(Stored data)
>> Start

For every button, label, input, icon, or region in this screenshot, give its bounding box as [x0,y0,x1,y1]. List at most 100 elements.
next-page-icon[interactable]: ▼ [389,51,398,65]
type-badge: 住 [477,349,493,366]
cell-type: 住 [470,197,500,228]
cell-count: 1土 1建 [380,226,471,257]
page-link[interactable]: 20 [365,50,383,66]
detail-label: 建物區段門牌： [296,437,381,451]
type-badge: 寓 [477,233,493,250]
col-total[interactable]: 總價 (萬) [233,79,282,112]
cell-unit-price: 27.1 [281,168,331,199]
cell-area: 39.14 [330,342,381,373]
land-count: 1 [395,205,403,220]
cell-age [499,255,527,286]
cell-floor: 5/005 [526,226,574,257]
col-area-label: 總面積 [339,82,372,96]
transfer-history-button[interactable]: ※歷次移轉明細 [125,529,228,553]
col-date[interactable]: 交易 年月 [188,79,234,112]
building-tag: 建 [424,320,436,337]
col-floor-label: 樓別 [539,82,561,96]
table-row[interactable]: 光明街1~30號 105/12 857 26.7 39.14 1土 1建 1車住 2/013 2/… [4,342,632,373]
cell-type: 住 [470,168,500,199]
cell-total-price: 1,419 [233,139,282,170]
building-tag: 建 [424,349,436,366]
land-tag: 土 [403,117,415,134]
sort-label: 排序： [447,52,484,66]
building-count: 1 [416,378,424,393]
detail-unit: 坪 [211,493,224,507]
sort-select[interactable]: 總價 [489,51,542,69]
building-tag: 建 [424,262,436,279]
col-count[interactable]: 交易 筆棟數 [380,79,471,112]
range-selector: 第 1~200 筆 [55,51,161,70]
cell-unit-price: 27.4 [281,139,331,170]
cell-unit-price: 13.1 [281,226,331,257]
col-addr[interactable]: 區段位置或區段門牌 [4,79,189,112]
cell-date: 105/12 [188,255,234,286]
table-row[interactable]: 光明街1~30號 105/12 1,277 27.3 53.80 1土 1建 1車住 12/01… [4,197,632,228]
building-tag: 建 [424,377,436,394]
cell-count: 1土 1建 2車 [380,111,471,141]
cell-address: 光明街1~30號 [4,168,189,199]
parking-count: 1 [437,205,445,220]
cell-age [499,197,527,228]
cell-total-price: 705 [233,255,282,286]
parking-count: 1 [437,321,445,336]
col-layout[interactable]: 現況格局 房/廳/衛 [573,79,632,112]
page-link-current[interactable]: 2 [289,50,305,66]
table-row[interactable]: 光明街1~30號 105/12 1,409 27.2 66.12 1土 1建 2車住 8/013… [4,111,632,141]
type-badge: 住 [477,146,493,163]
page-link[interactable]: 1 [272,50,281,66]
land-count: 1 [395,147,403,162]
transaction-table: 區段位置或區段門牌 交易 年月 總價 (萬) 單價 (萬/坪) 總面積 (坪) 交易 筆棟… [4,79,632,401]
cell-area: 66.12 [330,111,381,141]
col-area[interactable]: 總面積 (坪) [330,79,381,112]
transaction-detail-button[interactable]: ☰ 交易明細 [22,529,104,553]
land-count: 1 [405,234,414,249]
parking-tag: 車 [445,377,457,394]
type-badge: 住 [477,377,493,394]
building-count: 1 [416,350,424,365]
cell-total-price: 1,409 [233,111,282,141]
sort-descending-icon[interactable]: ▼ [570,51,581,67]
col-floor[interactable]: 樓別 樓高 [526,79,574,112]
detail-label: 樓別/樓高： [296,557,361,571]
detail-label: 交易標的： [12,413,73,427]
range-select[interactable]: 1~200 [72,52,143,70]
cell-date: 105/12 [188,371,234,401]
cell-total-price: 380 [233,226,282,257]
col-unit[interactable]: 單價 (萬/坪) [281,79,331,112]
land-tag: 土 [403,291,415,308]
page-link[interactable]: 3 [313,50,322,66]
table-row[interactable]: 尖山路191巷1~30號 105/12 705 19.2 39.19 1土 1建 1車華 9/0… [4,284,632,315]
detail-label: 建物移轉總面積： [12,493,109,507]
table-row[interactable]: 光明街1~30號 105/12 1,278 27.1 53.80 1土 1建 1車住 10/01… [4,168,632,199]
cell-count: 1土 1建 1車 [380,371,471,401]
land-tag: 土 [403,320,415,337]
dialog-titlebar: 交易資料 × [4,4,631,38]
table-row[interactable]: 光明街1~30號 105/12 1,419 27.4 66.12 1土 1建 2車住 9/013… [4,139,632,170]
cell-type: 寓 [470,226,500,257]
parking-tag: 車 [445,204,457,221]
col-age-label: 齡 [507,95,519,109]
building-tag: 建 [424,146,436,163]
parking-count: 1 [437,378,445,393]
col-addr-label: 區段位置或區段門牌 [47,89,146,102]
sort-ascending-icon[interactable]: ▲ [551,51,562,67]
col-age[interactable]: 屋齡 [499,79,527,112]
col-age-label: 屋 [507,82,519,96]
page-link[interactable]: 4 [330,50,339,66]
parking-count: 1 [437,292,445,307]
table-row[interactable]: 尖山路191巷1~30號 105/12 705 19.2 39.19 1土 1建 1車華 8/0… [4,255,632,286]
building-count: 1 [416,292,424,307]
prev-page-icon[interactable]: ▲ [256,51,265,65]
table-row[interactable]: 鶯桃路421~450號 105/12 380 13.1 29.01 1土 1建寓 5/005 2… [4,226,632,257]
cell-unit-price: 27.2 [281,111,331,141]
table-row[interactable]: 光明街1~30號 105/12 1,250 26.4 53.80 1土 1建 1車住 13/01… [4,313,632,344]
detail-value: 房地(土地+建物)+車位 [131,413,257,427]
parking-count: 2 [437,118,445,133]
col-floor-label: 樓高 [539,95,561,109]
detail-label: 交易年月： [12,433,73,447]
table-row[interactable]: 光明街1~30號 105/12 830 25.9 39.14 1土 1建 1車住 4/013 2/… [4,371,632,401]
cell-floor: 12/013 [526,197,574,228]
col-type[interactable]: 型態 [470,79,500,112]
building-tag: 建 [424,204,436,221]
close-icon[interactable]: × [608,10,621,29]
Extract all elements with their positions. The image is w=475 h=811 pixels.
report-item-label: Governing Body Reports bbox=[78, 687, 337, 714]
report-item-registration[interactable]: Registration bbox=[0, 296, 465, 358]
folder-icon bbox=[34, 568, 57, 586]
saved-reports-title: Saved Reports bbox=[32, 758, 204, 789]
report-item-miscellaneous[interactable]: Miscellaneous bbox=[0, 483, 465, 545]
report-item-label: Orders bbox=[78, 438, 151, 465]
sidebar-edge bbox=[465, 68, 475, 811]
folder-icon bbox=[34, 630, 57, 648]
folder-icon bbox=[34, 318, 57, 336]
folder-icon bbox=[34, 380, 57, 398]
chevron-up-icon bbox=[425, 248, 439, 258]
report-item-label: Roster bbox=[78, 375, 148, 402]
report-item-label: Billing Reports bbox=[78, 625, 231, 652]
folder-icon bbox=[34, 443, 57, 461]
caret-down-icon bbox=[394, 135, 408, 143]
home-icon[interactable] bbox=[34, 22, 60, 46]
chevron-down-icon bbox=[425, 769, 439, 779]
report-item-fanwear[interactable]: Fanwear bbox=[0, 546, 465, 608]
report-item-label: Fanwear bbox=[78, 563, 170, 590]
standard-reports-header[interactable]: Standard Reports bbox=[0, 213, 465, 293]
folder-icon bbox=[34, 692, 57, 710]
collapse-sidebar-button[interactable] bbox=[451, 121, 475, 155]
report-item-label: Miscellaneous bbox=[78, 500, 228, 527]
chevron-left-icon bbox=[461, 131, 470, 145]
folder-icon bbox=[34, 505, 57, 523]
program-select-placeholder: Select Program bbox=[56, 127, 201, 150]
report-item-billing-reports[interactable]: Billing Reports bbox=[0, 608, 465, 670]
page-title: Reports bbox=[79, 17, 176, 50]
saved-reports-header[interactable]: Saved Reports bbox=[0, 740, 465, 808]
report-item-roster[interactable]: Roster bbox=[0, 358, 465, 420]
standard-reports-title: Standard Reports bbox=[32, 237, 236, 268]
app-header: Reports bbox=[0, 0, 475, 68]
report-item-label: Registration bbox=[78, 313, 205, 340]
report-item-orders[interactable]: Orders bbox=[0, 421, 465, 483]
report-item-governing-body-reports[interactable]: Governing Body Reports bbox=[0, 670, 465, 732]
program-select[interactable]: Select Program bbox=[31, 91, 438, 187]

>> End

WRITTEN REQUEST: Reproduce the listing from its first line through the line containing "type-badge: 寓 [477,233,493,250]", with both of those lines included.

COMPLETE OUTPUT:
For every button, label, input, icon, or region in this screenshot, give its bounding box as [x0,y0,x1,y1]. List at most 100 elements.
next-page-icon[interactable]: ▼ [389,51,398,65]
type-badge: 住 [477,349,493,366]
cell-type: 住 [470,197,500,228]
cell-count: 1土 1建 [380,226,471,257]
page-link[interactable]: 20 [365,50,383,66]
detail-label: 建物區段門牌： [296,437,381,451]
type-badge: 寓 [477,233,493,250]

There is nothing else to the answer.